▶ _What to produce_
Take the stretch of the data from the line containing "col1-paragraph: 答案:(1)小 (6, 1109, 72, 1126)" through the line containing "page-number: —106— (465, 1378, 535, 1398)", substitute "subsection-title" for "section-title-sub", and give back only those lines with everything else unchanged.

▶ _Material to process_
--------
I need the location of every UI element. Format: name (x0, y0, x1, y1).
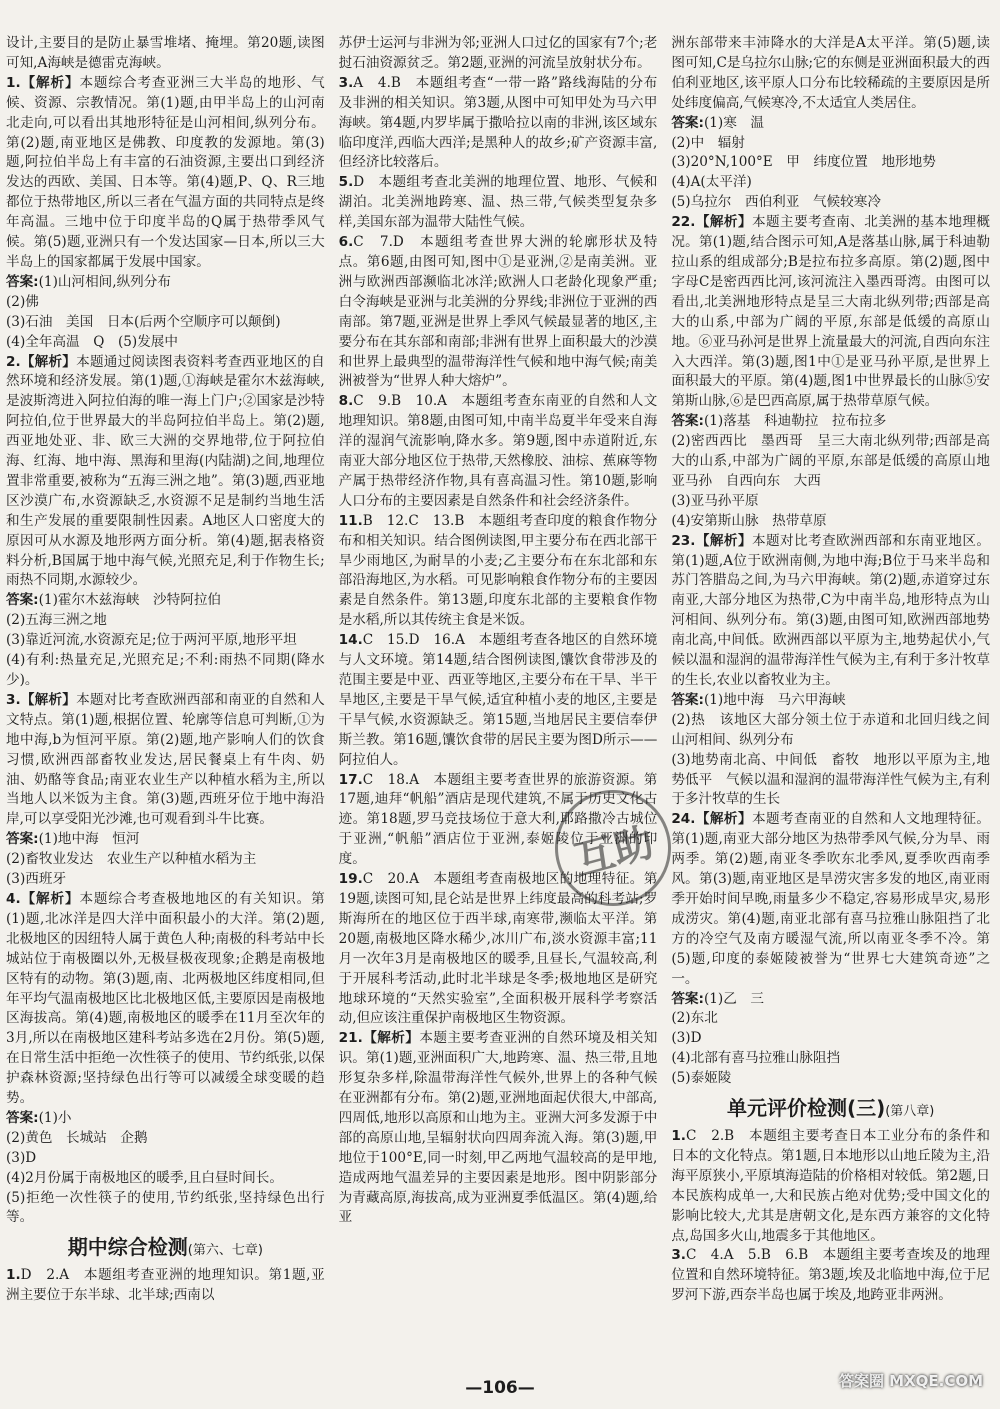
col1-paragraph: 答案:(1)小 (6, 1109, 72, 1126)
col3-paragraph: (3)20°N,100°E 甲 纬度位置 地形地势 (671, 154, 936, 171)
col1-paragraph: 1.【解析】本题综合考查亚洲三大半岛的地形、气候、资源、宗教情况。第(1)题,由甲半岛上的山河南北走向,可以看出其地形特征是山河相间,纵列分布。第(2)题,南亚地区是佛教、印度教的发源地。第(3)题,阿拉伯半岛上有丰富的石油资源,主要出口到经济发达的西欧、美国、日本等。第(4)题,P、Q、R三地都位于热带地区,所以三者在气温方面的共同特点是终年高温。三地中位于印度半岛的Q属于热带季风气候。第(5)题,亚洲只有一个发达国家—日本,所以三大半岛上的国家都属于发展中国家。 (6, 74, 325, 270)
col2-paragraph: 苏伊士运河与非洲为邻;亚洲人口过亿的国家有7个;老挝石油资源贫乏。第2题,亚洲的河流呈放射状分布。 (338, 35, 658, 71)
section-title-sub: (第八章) (885, 1104, 935, 1120)
page-number: —106— (465, 1378, 535, 1398)
col2-paragraph: 8.C 9.B 10.A 本题组考查东南亚的自然和人文地理知识。第8题,由图可知,中南半岛夏半年受来自海洋的湿润气流影响,降水多。第9题,图中赤道附近,东南亚大部分地区位于热带,天然橡胶、油棕、蕉麻等物产属于热带经济作物,具有喜高温习性。第10题,影响人口分布的主要因素是自然条件和社会经济条件。 (338, 393, 658, 509)
col3-paragraph: (3)亚马孙平原 (671, 492, 759, 509)
col2-paragraph: 6.C 7.D 本题组考查世界大洲的轮廓形状及特点。第6题,由图可知,图中①是亚洲,②是南美洲。亚洲与欧洲西部濒临北冰洋;欧洲人口老龄化现象严重;白令海峡是亚洲与北美洲的分界线;非洲位于亚洲的西南部。第7题,亚洲是世界上季风气候最显著的地区,主要分布在其东部和南部;非洲有世界上面积最大的沙漠和世界上最典型的温带海洋性气候和地中海气候;南美洲被誉为“世界人种大熔炉”。 (338, 234, 658, 390)
midterm-title-sub: (第六、七章) (187, 1243, 263, 1259)
col3-paragraph: (3)地势南北高、中间低 畜牧 地形以平原为主,地势低平 气候以温和湿润的温带海洋性气候为主,有利于多汁牧草的生长 (671, 751, 990, 808)
col1-paragraph: (2)黄色 长城站 企鹅 (6, 1129, 148, 1146)
col3-paragraph: 答案:(1)乙 三 (671, 990, 765, 1007)
col2-paragraph: 11.B 12.C 13.B 本题组考查印度的粮食作物分布和相关知识。结合图例读图,甲主要分布在西北部干旱少雨地区,为耐旱的小麦;乙主要分布在东北部和东部沿海地区,为水稻。可见影响粮食作物分布的主要因素是自然条件。第13题,印度东北部的主要粮食作物是水稻,所以其传统主食是米饭。 (338, 512, 658, 629)
col1-paragraph: 答案:(1)山河相间,纵列分布 (6, 273, 171, 290)
col3-paragraph: 23.【解析】本题对比考查欧洲西部和东南亚地区。第(1)题,A位于欧洲南侧,为地中海;B位于马来半岛和苏门答腊岛之间,为马六甲海峡。第(2)题,赤道穿过东南亚,大部分地区为热带,C为中南半岛,地形特点为山河相间、纵列分布。第(3)题,由图可知,欧洲西部地势南北高,中间低。欧洲西部以平原为主,地势起伏小,气候以温和湿润的温带海洋性气候为主,有利于多汁牧草的生长,农业以畜牧业为主。 (671, 532, 990, 688)
col1-paragraph: 答案:(1)地中海 恒河 (6, 831, 140, 848)
col1-paragraph: (4)有利:热量充足,光照充足;不利:雨热不同期(降水少)。 (6, 652, 325, 688)
col1-paragraph: 1.D 2.A 本题组考查亚洲的地理知识。第1题,亚洲主要位于东半球、北半球;西南以 (6, 1267, 325, 1304)
col1-paragraph: (2)五海三洲之地 (6, 612, 107, 629)
col3-paragraph: (2)密西西比 墨西哥 呈三大南北纵列带;西部是高大的山系,中部为广阔的平原,东部是低缓的高原山地 亚马孙 自西向东 大西 (671, 433, 990, 489)
section-title-main: 单元评价检测(三) (726, 1096, 886, 1121)
col3-paragraph: (3)D (671, 1030, 702, 1047)
col2-paragraph: 17.C 18.A 本题组主要考查世界的旅游资源。第17题,迪拜“帆船”酒店是现代建筑,不属于历史文化古迹。第18题,罗马竞技场位于意大利,耶路撒冷古城位于亚洲,“帆船”酒店位于亚洲,泰姬陵位于亚洲的印度。 (338, 771, 658, 868)
col1-paragraph: 2.【解析】本题通过阅读图表资料考查西亚地区的自然环境和经济发展。第(1)题,①海峡是霍尔木兹海峡,是波斯湾进入阿拉伯海的唯一海上门户;②国家是沙特阿拉伯,位于世界最大的半岛阿拉伯半岛上。第(2)题,西亚地处亚、非、欧三大洲的交界地带,位于阿拉伯海、红海、地中海、黑海和里海(内陆湖)之间,地理位置非常重要,被称为“五海三洲之地”。第(3)题,西亚地区沙漠广布,水资源缺乏,水资源不足是制约当地生活和生产发展的重要限制性因素。A地区人口密度大的原因可从水源及地形两方面分析。第(4)题,据表格资料分析,B国属于地中海气候,光照充足,利于作物生长;雨热不同期,水源较少。 (6, 353, 325, 589)
col1-paragraph: 答案:(1)霍尔木兹海峡 沙特阿拉伯 (6, 592, 222, 609)
col3-paragraph: 洲东部带来丰沛降水的大洋是A太平洋。第(5)题,读图可知,C是乌拉尔山脉;它的东侧是亚洲面积最大的西伯利亚地区,该平原人口分布比较稀疏的主要原因是所处纬度偏高,气候寒冷,不太适宜人类居住。 (671, 35, 990, 111)
col3-paragraph: 答案:(1)寒 温 (671, 114, 765, 131)
col1-paragraph: (2)畜牧业发达 农业生产以种植水稻为主 (6, 851, 257, 868)
col3-paragraph: (5)泰姬陵 (671, 1070, 732, 1087)
col3-paragraph: (2)热 该地区大部分领土位于赤道和北回归线之间 山河相间、纵列分布 (671, 711, 990, 748)
col2-paragraph: 21.【解析】本题主要考查亚洲的自然环境及相关知识。第(1)题,亚洲面积广大,地跨寒、温、热三带,且地形复杂多样,除温带海洋性气候外,世界上的各种气候在亚洲都有分布。第(2)题,亚洲地面起伏很大,中部高,四周低,地形以高原和山地为主。亚洲大河多发源于中部的高原山地,呈辐射状向四周奔流入海。第(3)题,甲地位于100°E,同一时刻,甲乙两地气温较高的是甲地,造成两地气温差异的主要因素是地形。图中阴影部分为青藏高原,海拔高,成为亚洲夏季低温区。第(4)题,给亚 (338, 1030, 658, 1226)
col1-paragraph: (4)2月份属于南极地区的暖季,且白昼时间长。 (6, 1169, 283, 1186)
col2-paragraph: 19.C 20.A 本题组考查南极地区的地理特征。第19题,读图可知,昆仑站是世界上纬度最高的科考站;罗斯海所在的地区位于西半球,南寒带,濒临太平洋。第20题,南极地区降水稀少,冰川广布,淡水资源丰富;11月一次年3月是南极地区的暖季,且昼长,气温较高,利于开展科考活动,此时北半球是冬季;极地地区是研究地球环境的“天然实验室”,全面积极开展科学考察活动,但应该注重保护南极地区生物资源。 (338, 871, 658, 1027)
col3-paragraph: 答案:(1)落基 科迪勒拉 拉布拉多 (671, 413, 887, 430)
col1-paragraph: (3)石油 美国 日本(后两个空顺序可以颠倒) (6, 313, 281, 330)
col3-paragraph: (4)安第斯山脉 热带草原 (671, 512, 827, 529)
col1-paragraph: (5)拒绝一次性筷子的使用,节约纸张,坚持绿色出行等。 (6, 1189, 325, 1226)
col2-paragraph: 3.A 4.B 本题组考查“一带一路”路线海陆的分布及非洲的相关知识。第3题,从图中可知甲处为马六甲海峡。第4题,内罗毕属于撒哈拉以南的非洲,该区域东临印度洋,西临大西洋;是黑种人的故乡;矿产资源丰富,但经济比较落后。 (338, 74, 658, 171)
col3-paragraph: 24.【解析】本题考查南亚的自然和人文地理特征。第(1)题,南亚大部分地区为热带季风气候,分为旱、雨两季。第(2)题,南亚冬季吹东北季风,夏季吹西南季风。第(3)题,南亚地区是旱涝灾害多发的地区,南亚雨季开始时间早晚,雨量多少不稳定,容易形成旱灾,易形成涝灾。第(4)题,南亚北部有喜马拉雅山脉阻挡了北方的冷空气及南方暖湿气流,所以南亚冬季不冷。第(5)题,印度的泰姬陵被誉为“世界七大建筑奇迹”之一。 (671, 811, 990, 987)
watermark-logo: 答案圈 MXQE.COM (838, 1371, 984, 1390)
col3-paragraph: 答案:(1)地中海 马六甲海峡 (671, 691, 846, 708)
col3-paragraph: (4)北部有喜马拉雅山脉阻挡 (671, 1050, 841, 1067)
col3-paragraph: (4)A(太平洋) (671, 174, 752, 191)
midterm-title (6, 1234, 325, 1264)
col1-paragraph: (2)佛 (6, 293, 39, 310)
column-3 (671, 34, 990, 1364)
col2-paragraph: 14.C 15.D 16.A 本题组考查各地区的自然环境与人文环境。第14题,结合图例读图,馕饮食带涉及的范围主要是中亚、西亚等地区,主要分布在干旱、半干旱地区,主要是干旱气候,适宜种植小麦的地区,主要是干旱气候,水资源缺乏。第15题,当地居民主要信奉伊斯兰教。第16题,馕饮食带的居民主要为图D所示——阿拉伯人。 (338, 632, 658, 768)
col3-paragraph: 22.【解析】本题主要考查南、北美洲的基本地理概况。第(1)题,结合图示可知,A是落基山脉,属于科迪勒拉山系的组成部分;B是拉布拉多高原。第(2)题,图中字母C是密西西比河,该河流注入墨西哥湾。由图可以看出,北美洲地形特点是呈三大南北纵列带;西部是高大的山系,中部为广阔的平原,东部是低缓的高原山地。⑥亚马孙河是世界上流量最大的河流,自西向东注入大西洋。第(3)题,图1中①是亚马孙平原,是世界上面积最大的平原。第(4)题,图1中世界最长的山脉⑤安第斯山脉,⑥是巴西高原,属于热带草原气候。 (671, 214, 990, 410)
column-1 (6, 34, 325, 1364)
stamp-text: 互助 (569, 818, 659, 884)
midterm-title-main: 期中综合检测 (67, 1235, 188, 1260)
col3-paragraph: 1.C 2.B 本题组主要考查日本工业分布的条件和日本的文化特点。第1题,日本地形以山地丘陵为主,沿海平原狭小,平原填海造陆的价格相对较低。第2题,日本民族构成单一,大和民族占绝对优势;受中国文化的影响比较大,尤其是唐朝文化,是东西方兼容的文化特点,岛国多火山,地震多于其他地区。 (671, 1128, 990, 1244)
col1-paragraph: (3)D (6, 1149, 37, 1166)
col3-paragraph: (2)中 辐射 (671, 134, 745, 151)
col3-paragraph: 3.C 4.A 5.B 6.B 本题组主要考查埃及的地理位置和自然环境特征。第3题,埃及北临地中海,位于尼罗河下游,西奈半岛也属于埃及,地跨亚非两洲。 (671, 1247, 990, 1304)
col1-paragraph: (3)西班牙 (6, 871, 67, 888)
col3-paragraph: (5)乌拉尔 西伯利亚 气候较寒冷 (671, 194, 881, 211)
col1-paragraph: 3.【解析】本题对比考查欧洲西部和南亚的自然和人文特点。第(1)题,根据位置、轮廓等信息可判断,①为地中海,b为恒河平原。第(2)题,地产影响人们的饮食习惯,欧洲西部畜牧业发达,居民餐桌上有牛肉、奶油、奶酪等食品;南亚农业生产以种植水稻为主,所以当地人以米饭为主食。第(3)题,西班牙位于地中海沿岸,可以享受阳光沙滩,也可观看到斗牛比赛。 (6, 691, 325, 828)
section-title (671, 1095, 990, 1125)
col1-paragraph: (4)全年高温 Q (5)发展中 (6, 333, 178, 350)
col2-paragraph: 5.D 本题组考查北美洲的地理位置、地形、气候和湖泊。北美洲地跨寒、温、热三带,气候类型复杂多样,美国东部为温带大陆性气候。 (338, 174, 658, 231)
col1-paragraph: 设计,主要目的是防止暴雪堆堵、掩埋。第20题,读图可知,A海峡是德雷克海峡。 (6, 35, 325, 71)
column-2 (339, 34, 658, 1364)
col1-paragraph: 4.【解析】本题综合考查极地地区的有关知识。第(1)题,北冰洋是四大洋中面积最小的大洋。第(2)题,北极地区的因纽特人属于黄色人种;南极的科考站中长城站位于南极圈以外,无极昼极夜现象;企鹅是南极地区特有的动物。第(3)题,南、北两极地区纬度相同,但年平均气温南极地区比北极地区低,主要原因是南极地区海拔高。第(4)题,南极地区的暖季在11月至次年的3月,所以在南极地区建科考站多选在2月份。第(5)题,在日常生活中拒绝一次性筷子的使用、节约纸张,以保护森林资源;坚持绿色出行等可以减缓全球变暖的趋势。 (6, 890, 325, 1107)
columns (6, 34, 990, 1364)
col1-paragraph: (3)靠近河流,水资源充足;位于两河平原,地形平坦 (6, 632, 297, 649)
col3-paragraph: (2)东北 (671, 1010, 718, 1027)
--------
▶ _Expected answer_
col1-paragraph: 答案:(1)小 (6, 1109, 72, 1126)
col3-paragraph: (3)20°N,100°E 甲 纬度位置 地形地势 (671, 154, 936, 171)
col1-paragraph: 1.【解析】本题综合考查亚洲三大半岛的地形、气候、资源、宗教情况。第(1)题,由甲半岛上的山河南北走向,可以看出其地形特征是山河相间,纵列分布。第(2)题,南亚地区是佛教、印度教的发源地。第(3)题,阿拉伯半岛上有丰富的石油资源,主要出口到经济发达的西欧、美国、日本等。第(4)题,P、Q、R三地都位于热带地区,所以三者在气温方面的共同特点是终年高温。三地中位于印度半岛的Q属于热带季风气候。第(5)题,亚洲只有一个发达国家—日本,所以三大半岛上的国家都属于发展中国家。 (6, 74, 325, 270)
col2-paragraph: 苏伊士运河与非洲为邻;亚洲人口过亿的国家有7个;老挝石油资源贫乏。第2题,亚洲的河流呈放射状分布。 (338, 35, 658, 71)
subsection-title: (第八章) (885, 1104, 935, 1120)
page-number: —106— (465, 1378, 535, 1398)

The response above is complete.